[A data block]

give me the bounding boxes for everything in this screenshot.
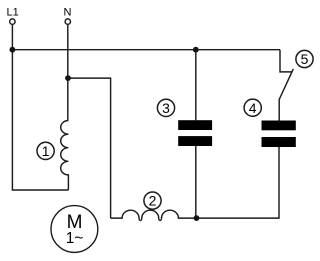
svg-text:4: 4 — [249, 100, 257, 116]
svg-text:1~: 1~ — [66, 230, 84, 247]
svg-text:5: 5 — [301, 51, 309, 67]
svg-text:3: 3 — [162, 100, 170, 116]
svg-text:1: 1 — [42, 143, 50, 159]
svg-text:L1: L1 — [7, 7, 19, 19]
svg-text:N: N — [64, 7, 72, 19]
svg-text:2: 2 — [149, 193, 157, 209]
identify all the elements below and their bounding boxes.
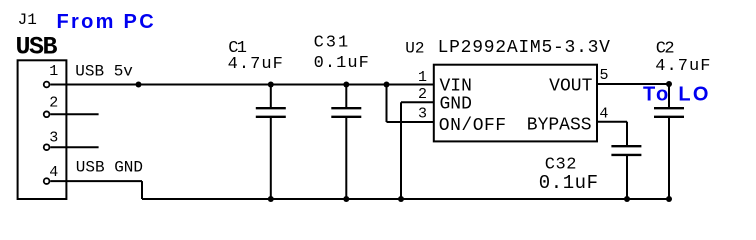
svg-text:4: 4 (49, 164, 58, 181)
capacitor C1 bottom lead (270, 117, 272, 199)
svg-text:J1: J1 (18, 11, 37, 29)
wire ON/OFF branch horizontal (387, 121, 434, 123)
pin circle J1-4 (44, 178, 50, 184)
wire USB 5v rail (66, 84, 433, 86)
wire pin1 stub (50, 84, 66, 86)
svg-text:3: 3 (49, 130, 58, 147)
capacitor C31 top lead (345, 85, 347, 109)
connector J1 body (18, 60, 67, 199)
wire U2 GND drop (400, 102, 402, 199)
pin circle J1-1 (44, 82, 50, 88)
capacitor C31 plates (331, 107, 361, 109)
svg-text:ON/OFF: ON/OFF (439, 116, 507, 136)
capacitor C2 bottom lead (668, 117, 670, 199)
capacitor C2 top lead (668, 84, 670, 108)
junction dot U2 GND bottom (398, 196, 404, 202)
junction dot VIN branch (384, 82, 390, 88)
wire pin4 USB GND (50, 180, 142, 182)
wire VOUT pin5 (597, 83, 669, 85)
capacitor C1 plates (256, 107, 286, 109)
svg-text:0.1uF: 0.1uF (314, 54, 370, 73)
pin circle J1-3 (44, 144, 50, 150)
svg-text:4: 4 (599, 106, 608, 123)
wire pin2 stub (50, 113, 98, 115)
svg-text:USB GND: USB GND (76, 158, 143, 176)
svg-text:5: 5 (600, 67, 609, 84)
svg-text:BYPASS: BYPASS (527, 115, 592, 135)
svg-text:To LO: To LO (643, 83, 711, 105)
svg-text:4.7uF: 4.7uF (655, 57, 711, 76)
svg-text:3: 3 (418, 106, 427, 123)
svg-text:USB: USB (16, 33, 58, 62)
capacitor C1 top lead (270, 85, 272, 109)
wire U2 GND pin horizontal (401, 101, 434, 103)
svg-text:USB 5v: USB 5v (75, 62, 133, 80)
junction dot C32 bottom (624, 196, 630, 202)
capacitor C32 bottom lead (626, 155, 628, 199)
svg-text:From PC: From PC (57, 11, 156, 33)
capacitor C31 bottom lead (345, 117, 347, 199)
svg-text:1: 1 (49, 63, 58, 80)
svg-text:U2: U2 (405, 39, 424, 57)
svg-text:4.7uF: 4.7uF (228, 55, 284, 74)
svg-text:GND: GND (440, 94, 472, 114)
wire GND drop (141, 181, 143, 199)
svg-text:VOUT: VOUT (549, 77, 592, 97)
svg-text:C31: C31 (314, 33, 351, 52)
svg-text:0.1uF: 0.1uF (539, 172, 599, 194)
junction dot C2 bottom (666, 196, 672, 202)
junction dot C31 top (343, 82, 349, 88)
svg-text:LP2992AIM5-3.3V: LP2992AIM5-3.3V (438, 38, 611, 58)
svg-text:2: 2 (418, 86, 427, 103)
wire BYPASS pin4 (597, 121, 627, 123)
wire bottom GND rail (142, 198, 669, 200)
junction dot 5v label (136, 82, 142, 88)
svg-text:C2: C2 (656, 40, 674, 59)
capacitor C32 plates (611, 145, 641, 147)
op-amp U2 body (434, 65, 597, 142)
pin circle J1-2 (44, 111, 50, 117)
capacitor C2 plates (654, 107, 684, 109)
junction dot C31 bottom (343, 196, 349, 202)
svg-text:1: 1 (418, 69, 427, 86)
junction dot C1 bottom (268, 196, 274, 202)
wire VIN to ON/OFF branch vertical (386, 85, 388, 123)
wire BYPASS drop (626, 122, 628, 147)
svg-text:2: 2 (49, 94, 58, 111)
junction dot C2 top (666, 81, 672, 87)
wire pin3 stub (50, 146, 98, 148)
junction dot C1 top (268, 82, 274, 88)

### What is being asked
Retype all of the lines above word for word, leaving out the pictures.

### Expected answer
give me the bounding boxes for everything in this screenshot.
svg-text:4: 4 — [249, 100, 257, 116]
svg-text:1~: 1~ — [66, 230, 84, 247]
svg-text:5: 5 — [301, 51, 309, 67]
svg-text:3: 3 — [162, 100, 170, 116]
svg-text:1: 1 — [42, 143, 50, 159]
svg-text:L1: L1 — [7, 7, 19, 19]
svg-text:N: N — [64, 7, 72, 19]
svg-text:2: 2 — [149, 193, 157, 209]
identify all the elements below and their bounding boxes.
svg-text:4: 4 (49, 164, 58, 181)
capacitor C1 bottom lead (270, 117, 272, 199)
svg-text:J1: J1 (18, 11, 37, 29)
wire ON/OFF branch horizontal (387, 121, 434, 123)
pin circle J1-4 (44, 178, 50, 184)
wire USB 5v rail (66, 84, 433, 86)
wire pin1 stub (50, 84, 66, 86)
svg-text:3: 3 (49, 130, 58, 147)
capacitor C31 top lead (345, 85, 347, 109)
connector J1 body (18, 60, 67, 199)
wire U2 GND drop (400, 102, 402, 199)
pin circle J1-1 (44, 82, 50, 88)
capacitor C31 plates (331, 107, 361, 109)
svg-text:ON/OFF: ON/OFF (439, 116, 507, 136)
capacitor C2 bottom lead (668, 117, 670, 199)
capacitor C2 top lead (668, 84, 670, 108)
junction dot U2 GND bottom (398, 196, 404, 202)
junction dot VIN branch (384, 82, 390, 88)
wire pin4 USB GND (50, 180, 142, 182)
wire VOUT pin5 (597, 83, 669, 85)
capacitor C1 plates (256, 107, 286, 109)
svg-text:0.1uF: 0.1uF (314, 54, 370, 73)
pin circle J1-3 (44, 144, 50, 150)
svg-text:4: 4 (599, 106, 608, 123)
wire pin2 stub (50, 113, 98, 115)
svg-text:USB GND: USB GND (76, 158, 143, 176)
svg-text:5: 5 (600, 67, 609, 84)
svg-text:BYPASS: BYPASS (527, 115, 592, 135)
svg-text:To LO: To LO (643, 83, 711, 105)
svg-text:4.7uF: 4.7uF (655, 57, 711, 76)
svg-text:3: 3 (418, 106, 427, 123)
svg-text:USB: USB (16, 33, 58, 62)
capacitor C1 top lead (270, 85, 272, 109)
wire U2 GND pin horizontal (401, 101, 434, 103)
svg-text:USB 5v: USB 5v (75, 62, 133, 80)
junction dot C32 bottom (624, 196, 630, 202)
capacitor C32 bottom lead (626, 155, 628, 199)
svg-text:From PC: From PC (57, 11, 156, 33)
capacitor C31 bottom lead (345, 117, 347, 199)
svg-text:1: 1 (49, 63, 58, 80)
svg-text:U2: U2 (405, 39, 424, 57)
svg-text:4.7uF: 4.7uF (228, 55, 284, 74)
svg-text:GND: GND (440, 94, 472, 114)
wire GND drop (141, 181, 143, 199)
svg-text:VOUT: VOUT (549, 77, 592, 97)
svg-text:C31: C31 (314, 33, 351, 52)
svg-text:0.1uF: 0.1uF (539, 172, 599, 194)
junction dot C2 bottom (666, 196, 672, 202)
junction dot C31 top (343, 82, 349, 88)
svg-text:LP2992AIM5-3.3V: LP2992AIM5-3.3V (438, 38, 611, 58)
svg-text:2: 2 (418, 86, 427, 103)
wire BYPASS pin4 (597, 121, 627, 123)
wire bottom GND rail (142, 198, 669, 200)
junction dot 5v label (136, 82, 142, 88)
svg-text:C2: C2 (656, 40, 674, 59)
capacitor C32 plates (611, 145, 641, 147)
op-amp U2 body (434, 65, 597, 142)
pin circle J1-2 (44, 111, 50, 117)
capacitor C2 plates (654, 107, 684, 109)
junction dot C31 bottom (343, 196, 349, 202)
svg-text:1: 1 (418, 69, 427, 86)
junction dot C1 bottom (268, 196, 274, 202)
wire VIN to ON/OFF branch vertical (386, 85, 388, 123)
wire BYPASS drop (626, 122, 628, 147)
svg-text:2: 2 (49, 94, 58, 111)
junction dot C2 top (666, 81, 672, 87)
wire pin3 stub (50, 146, 98, 148)
junction dot C1 top (268, 82, 274, 88)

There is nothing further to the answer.